Give a verbatim quotation of every record.

· · ·

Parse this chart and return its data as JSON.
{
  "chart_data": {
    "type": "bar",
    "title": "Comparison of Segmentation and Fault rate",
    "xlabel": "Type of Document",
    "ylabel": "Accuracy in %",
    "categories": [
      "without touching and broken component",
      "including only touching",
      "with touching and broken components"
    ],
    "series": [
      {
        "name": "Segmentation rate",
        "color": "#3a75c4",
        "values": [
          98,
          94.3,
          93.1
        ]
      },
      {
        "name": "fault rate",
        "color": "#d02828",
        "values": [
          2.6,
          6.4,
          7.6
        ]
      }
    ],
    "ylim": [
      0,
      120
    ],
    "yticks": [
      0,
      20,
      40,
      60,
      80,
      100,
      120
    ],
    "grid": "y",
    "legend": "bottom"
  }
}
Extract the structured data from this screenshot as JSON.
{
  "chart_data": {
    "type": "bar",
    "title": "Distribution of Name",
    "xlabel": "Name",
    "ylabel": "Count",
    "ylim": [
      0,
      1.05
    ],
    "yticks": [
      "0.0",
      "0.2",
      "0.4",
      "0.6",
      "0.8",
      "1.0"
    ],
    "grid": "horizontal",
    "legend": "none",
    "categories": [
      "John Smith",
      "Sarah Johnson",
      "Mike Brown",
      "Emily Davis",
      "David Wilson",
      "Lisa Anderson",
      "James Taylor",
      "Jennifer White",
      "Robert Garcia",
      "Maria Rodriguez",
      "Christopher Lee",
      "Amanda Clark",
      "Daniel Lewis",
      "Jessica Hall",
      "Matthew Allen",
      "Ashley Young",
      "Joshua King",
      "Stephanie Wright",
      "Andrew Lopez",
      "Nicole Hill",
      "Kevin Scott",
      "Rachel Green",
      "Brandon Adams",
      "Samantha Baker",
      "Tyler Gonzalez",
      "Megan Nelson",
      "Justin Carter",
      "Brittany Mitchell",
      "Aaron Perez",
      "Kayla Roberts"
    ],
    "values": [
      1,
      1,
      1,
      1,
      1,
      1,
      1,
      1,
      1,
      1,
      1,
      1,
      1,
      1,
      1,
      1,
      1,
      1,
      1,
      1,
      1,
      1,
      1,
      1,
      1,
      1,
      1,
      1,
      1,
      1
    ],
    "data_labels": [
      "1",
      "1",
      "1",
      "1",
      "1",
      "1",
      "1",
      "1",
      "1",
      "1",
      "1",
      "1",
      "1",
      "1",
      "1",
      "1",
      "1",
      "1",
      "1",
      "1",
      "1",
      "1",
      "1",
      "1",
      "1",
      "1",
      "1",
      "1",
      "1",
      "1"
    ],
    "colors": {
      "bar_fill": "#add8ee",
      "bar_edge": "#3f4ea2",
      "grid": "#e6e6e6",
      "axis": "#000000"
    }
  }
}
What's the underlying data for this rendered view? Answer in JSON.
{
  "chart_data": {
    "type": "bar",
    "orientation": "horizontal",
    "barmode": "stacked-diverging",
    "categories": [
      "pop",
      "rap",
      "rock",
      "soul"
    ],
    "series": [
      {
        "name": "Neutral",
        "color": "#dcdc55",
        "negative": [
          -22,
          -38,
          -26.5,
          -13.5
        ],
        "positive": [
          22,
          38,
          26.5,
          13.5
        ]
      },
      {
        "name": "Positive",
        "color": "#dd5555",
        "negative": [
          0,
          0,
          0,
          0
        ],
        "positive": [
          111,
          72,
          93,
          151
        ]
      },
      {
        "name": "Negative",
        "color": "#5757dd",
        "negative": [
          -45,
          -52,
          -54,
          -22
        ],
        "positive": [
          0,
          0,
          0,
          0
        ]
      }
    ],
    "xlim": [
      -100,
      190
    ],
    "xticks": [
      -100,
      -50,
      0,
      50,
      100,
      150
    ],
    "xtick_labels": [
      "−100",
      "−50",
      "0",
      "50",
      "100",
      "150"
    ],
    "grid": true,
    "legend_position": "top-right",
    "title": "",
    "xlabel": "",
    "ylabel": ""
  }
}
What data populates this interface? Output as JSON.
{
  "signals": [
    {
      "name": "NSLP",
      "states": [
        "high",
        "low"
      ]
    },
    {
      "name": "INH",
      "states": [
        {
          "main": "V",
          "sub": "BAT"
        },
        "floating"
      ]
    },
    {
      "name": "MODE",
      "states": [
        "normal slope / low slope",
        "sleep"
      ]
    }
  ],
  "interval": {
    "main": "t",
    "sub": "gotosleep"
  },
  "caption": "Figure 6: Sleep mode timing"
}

· · ·

» RESPONSE TO THE EXERCISE
Parse this chart and return its data as JSON.
{
  "chart_data": {
    "type": "bar",
    "title": "Comparison of Segmentation and Fault rate",
    "xlabel": "Type of Document",
    "ylabel": "Accuracy in %",
    "categories": [
      "without touching and broken component",
      "including only touching",
      "with touching and broken components"
    ],
    "series": [
      {
        "name": "Segmentation rate",
        "color": "#3a75c4",
        "values": [
          98,
          94.3,
          93.1
        ]
      },
      {
        "name": "fault rate",
        "color": "#d02828",
        "values": [
          2.6,
          6.4,
          7.6
        ]
      }
    ],
    "ylim": [
      0,
      120
    ],
    "yticks": [
      0,
      20,
      40,
      60,
      80,
      100,
      120
    ],
    "grid": "y",
    "legend": "bottom"
  }
}
Extract the structured data from this screenshot as JSON.
{
  "chart_data": {
    "type": "bar",
    "title": "Distribution of Name",
    "xlabel": "Name",
    "ylabel": "Count",
    "ylim": [
      0,
      1.05
    ],
    "yticks": [
      "0.0",
      "0.2",
      "0.4",
      "0.6",
      "0.8",
      "1.0"
    ],
    "grid": "horizontal",
    "legend": "none",
    "categories": [
      "John Smith",
      "Sarah Johnson",
      "Mike Brown",
      "Emily Davis",
      "David Wilson",
      "Lisa Anderson",
      "James Taylor",
      "Jennifer White",
      "Robert Garcia",
      "Maria Rodriguez",
      "Christopher Lee",
      "Amanda Clark",
      "Daniel Lewis",
      "Jessica Hall",
      "Matthew Allen",
      "Ashley Young",
      "Joshua King",
      "Stephanie Wright",
      "Andrew Lopez",
      "Nicole Hill",
      "Kevin Scott",
      "Rachel Green",
      "Brandon Adams",
      "Samantha Baker",
      "Tyler Gonzalez",
      "Megan Nelson",
      "Justin Carter",
      "Brittany Mitchell",
      "Aaron Perez",
      "Kayla Roberts"
    ],
    "values": [
      1,
      1,
      1,
      1,
      1,
      1,
      1,
      1,
      1,
      1,
      1,
      1,
      1,
      1,
      1,
      1,
      1,
      1,
      1,
      1,
      1,
      1,
      1,
      1,
      1,
      1,
      1,
      1,
      1,
      1
    ],
    "data_labels": [
      "1",
      "1",
      "1",
      "1",
      "1",
      "1",
      "1",
      "1",
      "1",
      "1",
      "1",
      "1",
      "1",
      "1",
      "1",
      "1",
      "1",
      "1",
      "1",
      "1",
      "1",
      "1",
      "1",
      "1",
      "1",
      "1",
      "1",
      "1",
      "1",
      "1"
    ],
    "colors": {
      "bar_fill": "#add8ee",
      "bar_edge": "#3f4ea2",
      "grid": "#e6e6e6",
      "axis": "#000000"
    }
  }
}
What's the underlying data for this rendered view? Answer in JSON.
{
  "chart_data": {
    "type": "bar",
    "orientation": "horizontal",
    "barmode": "stacked-diverging",
    "categories": [
      "pop",
      "rap",
      "rock",
      "soul"
    ],
    "series": [
      {
        "name": "Neutral",
        "color": "#dcdc55",
        "negative": [
          -22,
          -38,
          -26.5,
          -13.5
        ],
        "positive": [
          22,
          38,
          26.5,
          13.5
        ]
      },
      {
        "name": "Positive",
        "color": "#dd5555",
        "negative": [
          0,
          0,
          0,
          0
        ],
        "positive": [
          111,
          72,
          93,
          151
        ]
      },
      {
        "name": "Negative",
        "color": "#5757dd",
        "negative": [
          -45,
          -52,
          -54,
          -22
        ],
        "positive": [
          0,
          0,
          0,
          0
        ]
      }
    ],
    "xlim": [
      -100,
      190
    ],
    "xticks": [
      -100,
      -50,
      0,
      50,
      100,
      150
    ],
    "xtick_labels": [
      "−100",
      "−50",
      "0",
      "50",
      "100",
      "150"
    ],
    "grid": true,
    "legend_position": "top-right",
    "title": "",
    "xlabel": "",
    "ylabel": ""
  }
}
What data populates this interface? Output as JSON.
{
  "signals": [
    {
      "name": "NSLP",
      "states": [
        "high",
        "low"
      ]
    },
    {
      "name": "INH",
      "states": [
        {
          "main": "V",
          "sub": "BAT"
        },
        "floating"
      ]
    },
    {
      "name": "MODE",
      "states": [
        "normal slope / low slope",
        "sleep"
      ]
    }
  ],
  "interval": {
    "main": "t",
    "sub": "gotosleep"
  },
  "caption": "Figure 6: Sleep mode timing"
}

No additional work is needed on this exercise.